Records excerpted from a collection
Begin

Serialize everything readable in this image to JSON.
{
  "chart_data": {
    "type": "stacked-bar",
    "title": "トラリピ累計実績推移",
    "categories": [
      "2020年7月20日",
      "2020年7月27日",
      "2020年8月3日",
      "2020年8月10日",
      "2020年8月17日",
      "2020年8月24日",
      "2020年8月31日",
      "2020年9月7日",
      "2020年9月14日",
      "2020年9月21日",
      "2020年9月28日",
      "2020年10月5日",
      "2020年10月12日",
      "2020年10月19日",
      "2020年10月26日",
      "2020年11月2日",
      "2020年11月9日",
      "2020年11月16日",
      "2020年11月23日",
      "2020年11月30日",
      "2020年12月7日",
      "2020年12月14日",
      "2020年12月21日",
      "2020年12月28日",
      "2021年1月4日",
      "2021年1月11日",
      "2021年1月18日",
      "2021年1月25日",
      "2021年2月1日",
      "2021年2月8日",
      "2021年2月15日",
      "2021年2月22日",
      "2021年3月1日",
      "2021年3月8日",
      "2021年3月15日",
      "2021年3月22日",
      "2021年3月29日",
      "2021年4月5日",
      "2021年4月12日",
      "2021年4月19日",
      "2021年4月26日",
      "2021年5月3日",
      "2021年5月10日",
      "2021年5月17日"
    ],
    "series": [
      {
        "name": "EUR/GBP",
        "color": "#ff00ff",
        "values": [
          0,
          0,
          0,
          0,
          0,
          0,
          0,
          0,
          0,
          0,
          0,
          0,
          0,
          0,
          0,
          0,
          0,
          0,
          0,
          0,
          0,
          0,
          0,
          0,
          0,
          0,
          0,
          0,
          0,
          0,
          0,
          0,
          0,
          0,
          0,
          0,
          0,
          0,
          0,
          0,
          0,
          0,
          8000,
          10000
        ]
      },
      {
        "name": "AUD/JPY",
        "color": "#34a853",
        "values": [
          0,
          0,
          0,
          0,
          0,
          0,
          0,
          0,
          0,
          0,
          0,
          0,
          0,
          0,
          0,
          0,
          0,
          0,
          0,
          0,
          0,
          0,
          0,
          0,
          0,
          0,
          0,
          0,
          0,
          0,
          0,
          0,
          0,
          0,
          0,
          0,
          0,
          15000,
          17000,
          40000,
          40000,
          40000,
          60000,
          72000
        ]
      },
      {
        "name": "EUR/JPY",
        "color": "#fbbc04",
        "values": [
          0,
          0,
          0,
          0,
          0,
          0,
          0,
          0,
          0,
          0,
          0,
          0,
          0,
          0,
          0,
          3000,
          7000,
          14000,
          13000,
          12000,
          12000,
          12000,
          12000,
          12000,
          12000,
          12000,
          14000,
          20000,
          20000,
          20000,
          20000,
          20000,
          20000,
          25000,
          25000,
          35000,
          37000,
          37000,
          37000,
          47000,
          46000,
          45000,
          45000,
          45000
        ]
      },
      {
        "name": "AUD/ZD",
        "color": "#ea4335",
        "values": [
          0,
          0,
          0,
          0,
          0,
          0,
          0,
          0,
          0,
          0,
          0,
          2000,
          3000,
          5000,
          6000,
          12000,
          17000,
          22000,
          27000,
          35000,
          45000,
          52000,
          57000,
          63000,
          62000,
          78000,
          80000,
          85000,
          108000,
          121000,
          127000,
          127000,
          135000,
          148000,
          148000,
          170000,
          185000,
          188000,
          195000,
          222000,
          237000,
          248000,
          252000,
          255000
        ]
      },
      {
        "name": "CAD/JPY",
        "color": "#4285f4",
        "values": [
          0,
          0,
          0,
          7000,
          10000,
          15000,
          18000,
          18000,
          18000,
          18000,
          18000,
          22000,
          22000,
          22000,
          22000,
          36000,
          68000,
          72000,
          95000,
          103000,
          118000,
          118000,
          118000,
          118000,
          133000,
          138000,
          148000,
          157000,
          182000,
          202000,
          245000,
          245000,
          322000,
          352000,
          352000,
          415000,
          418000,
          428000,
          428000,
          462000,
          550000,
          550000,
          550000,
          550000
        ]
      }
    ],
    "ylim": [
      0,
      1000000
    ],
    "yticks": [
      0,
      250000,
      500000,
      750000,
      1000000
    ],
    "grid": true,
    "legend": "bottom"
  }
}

End

- **GOAL**
Restate each record word for word.

- **THE SOLUTION**
Serialize everything readable in this image to JSON.
{
  "chart_data": {
    "type": "stacked-bar",
    "title": "トラリピ累計実績推移",
    "categories": [
      "2020年7月20日",
      "2020年7月27日",
      "2020年8月3日",
      "2020年8月10日",
      "2020年8月17日",
      "2020年8月24日",
      "2020年8月31日",
      "2020年9月7日",
      "2020年9月14日",
      "2020年9月21日",
      "2020年9月28日",
      "2020年10月5日",
      "2020年10月12日",
      "2020年10月19日",
      "2020年10月26日",
      "2020年11月2日",
      "2020年11月9日",
      "2020年11月16日",
      "2020年11月23日",
      "2020年11月30日",
      "2020年12月7日",
      "2020年12月14日",
      "2020年12月21日",
      "2020年12月28日",
      "2021年1月4日",
      "2021年1月11日",
      "2021年1月18日",
      "2021年1月25日",
      "2021年2月1日",
      "2021年2月8日",
      "2021年2月15日",
      "2021年2月22日",
      "2021年3月1日",
      "2021年3月8日",
      "2021年3月15日",
      "2021年3月22日",
      "2021年3月29日",
      "2021年4月5日",
      "2021年4月12日",
      "2021年4月19日",
      "2021年4月26日",
      "2021年5月3日",
      "2021年5月10日",
      "2021年5月17日"
    ],
    "series": [
      {
        "name": "EUR/GBP",
        "color": "#ff00ff",
        "values": [
          0,
          0,
          0,
          0,
          0,
          0,
          0,
          0,
          0,
          0,
          0,
          0,
          0,
          0,
          0,
          0,
          0,
          0,
          0,
          0,
          0,
          0,
          0,
          0,
          0,
          0,
          0,
          0,
          0,
          0,
          0,
          0,
          0,
          0,
          0,
          0,
          0,
          0,
          0,
          0,
          0,
          0,
          8000,
          10000
        ]
      },
      {
        "name": "AUD/JPY",
        "color": "#34a853",
        "values": [
          0,
          0,
          0,
          0,
          0,
          0,
          0,
          0,
          0,
          0,
          0,
          0,
          0,
          0,
          0,
          0,
          0,
          0,
          0,
          0,
          0,
          0,
          0,
          0,
          0,
          0,
          0,
          0,
          0,
          0,
          0,
          0,
          0,
          0,
          0,
          0,
          0,
          15000,
          17000,
          40000,
          40000,
          40000,
          60000,
          72000
        ]
      },
      {
        "name": "EUR/JPY",
        "color": "#fbbc04",
        "values": [
          0,
          0,
          0,
          0,
          0,
          0,
          0,
          0,
          0,
          0,
          0,
          0,
          0,
          0,
          0,
          3000,
          7000,
          14000,
          13000,
          12000,
          12000,
          12000,
          12000,
          12000,
          12000,
          12000,
          14000,
          20000,
          20000,
          20000,
          20000,
          20000,
          20000,
          25000,
          25000,
          35000,
          37000,
          37000,
          37000,
          47000,
          46000,
          45000,
          45000,
          45000
        ]
      },
      {
        "name": "AUD/ZD",
        "color": "#ea4335",
        "values": [
          0,
          0,
          0,
          0,
          0,
          0,
          0,
          0,
          0,
          0,
          0,
          2000,
          3000,
          5000,
          6000,
          12000,
          17000,
          22000,
          27000,
          35000,
          45000,
          52000,
          57000,
          63000,
          62000,
          78000,
          80000,
          85000,
          108000,
          121000,
          127000,
          127000,
          135000,
          148000,
          148000,
          170000,
          185000,
          188000,
          195000,
          222000,
          237000,
          248000,
          252000,
          255000
        ]
      },
      {
        "name": "CAD/JPY",
        "color": "#4285f4",
        "values": [
          0,
          0,
          0,
          7000,
          10000,
          15000,
          18000,
          18000,
          18000,
          18000,
          18000,
          22000,
          22000,
          22000,
          22000,
          36000,
          68000,
          72000,
          95000,
          103000,
          118000,
          118000,
          118000,
          118000,
          133000,
          138000,
          148000,
          157000,
          182000,
          202000,
          245000,
          245000,
          322000,
          352000,
          352000,
          415000,
          418000,
          428000,
          428000,
          462000,
          550000,
          550000,
          550000,
          550000
        ]
      }
    ],
    "ylim": [
      0,
      1000000
    ],
    "yticks": [
      0,
      250000,
      500000,
      750000,
      1000000
    ],
    "grid": true,
    "legend": "bottom"
  }
}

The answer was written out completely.